• THE REQUEST:
Work out how many lines of the records contain "issued". Answer with the number and nothing else.

A run of records
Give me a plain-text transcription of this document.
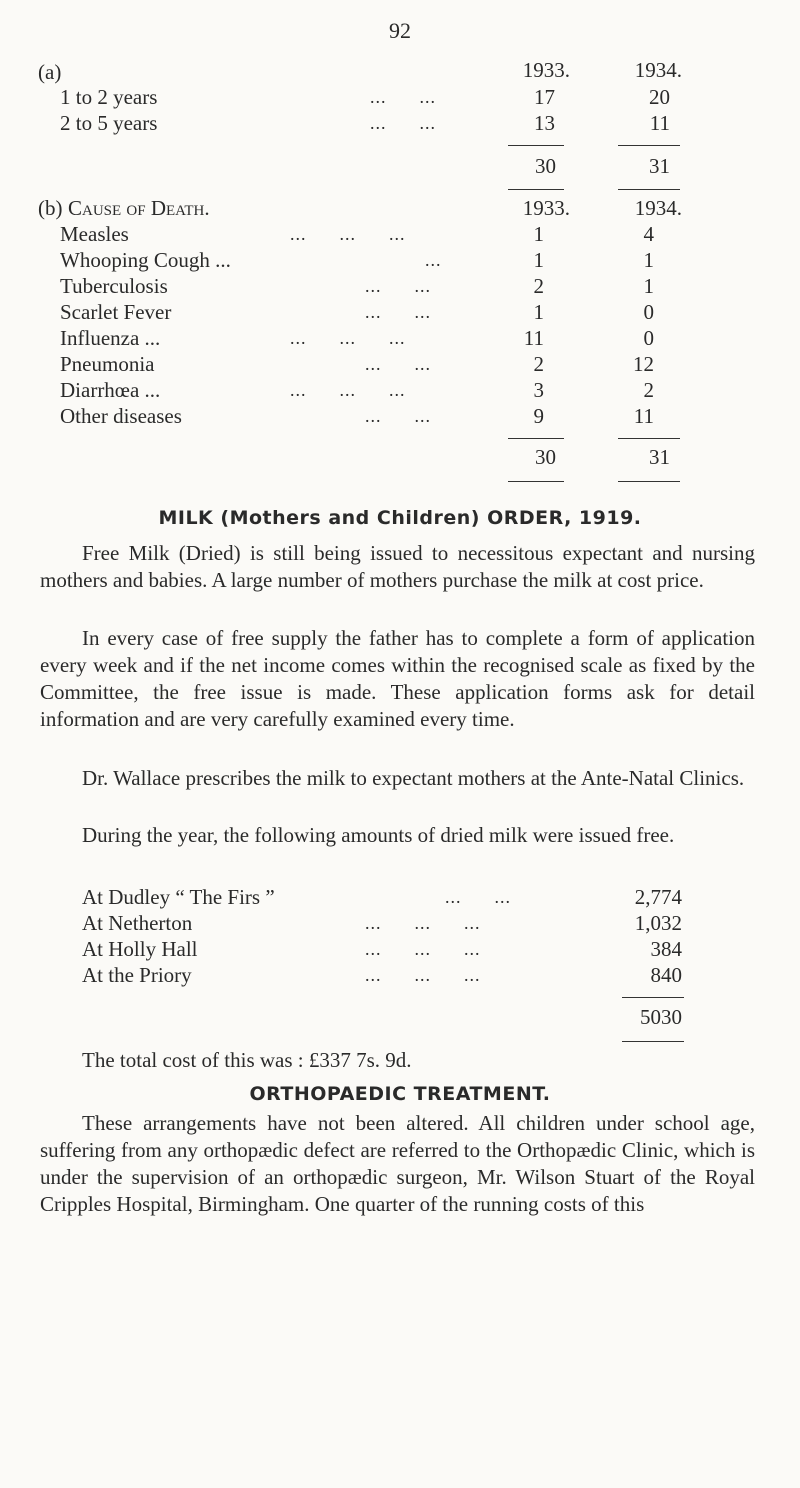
92
(a)	1933.	1934.
1 to 2 years	...      ...	17	20
2 to 5 years	...      ...	13	11
30	31
(b) Cause of Death.	1933.	1934.
Measles	...      ...      ...	1	4
Whooping Cough ...	...	1	1
Tuberculosis	...      ...	2	1
Scarlet Fever	...      ...	1	0
Influenza ...	...      ...      ...	11	0
Pneumonia	...      ...	2	12
Diarrhœa ...	...      ...      ...	3	2
Other diseases	...      ...	9	11
30	31
MILK (Mothers and Children) ORDER, 1919.

Free Milk (Dried) is still being issued to necessitous expectant and nursing mothers and babies. A large number of mothers purchase the milk at cost price.

In every case of free supply the father has to complete a form of application every week and if the net income comes within the recognised scale as fixed by the Committee, the free issue is made. These application forms ask for detail information and are very carefully examined every time.

Dr. Wallace prescribes the milk to expectant mothers at the Ante-Natal Clinics.

During the year, the following amounts of dried milk were issued free.

At Dudley “ The Firs ”	...      ...	2,774
At Netherton	...      ...      ...	1,032
At Holly Hall	...      ...      ...	384
At the Priory	...      ...      ...	840
5030
The total cost of this was : £337 7s. 9d.
ORTHOPAEDIC TREATMENT.

These arrangements have not been altered. All children under school age, suffering from any orthopædic defect are referred to the Orthopædic Clinic, which is under the supervision of an orthopædic surgeon, Mr. Wilson Stuart of the Royal Cripples Hospital, Birmingham. One quarter of the running costs of this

• ANSWER BELOW:
2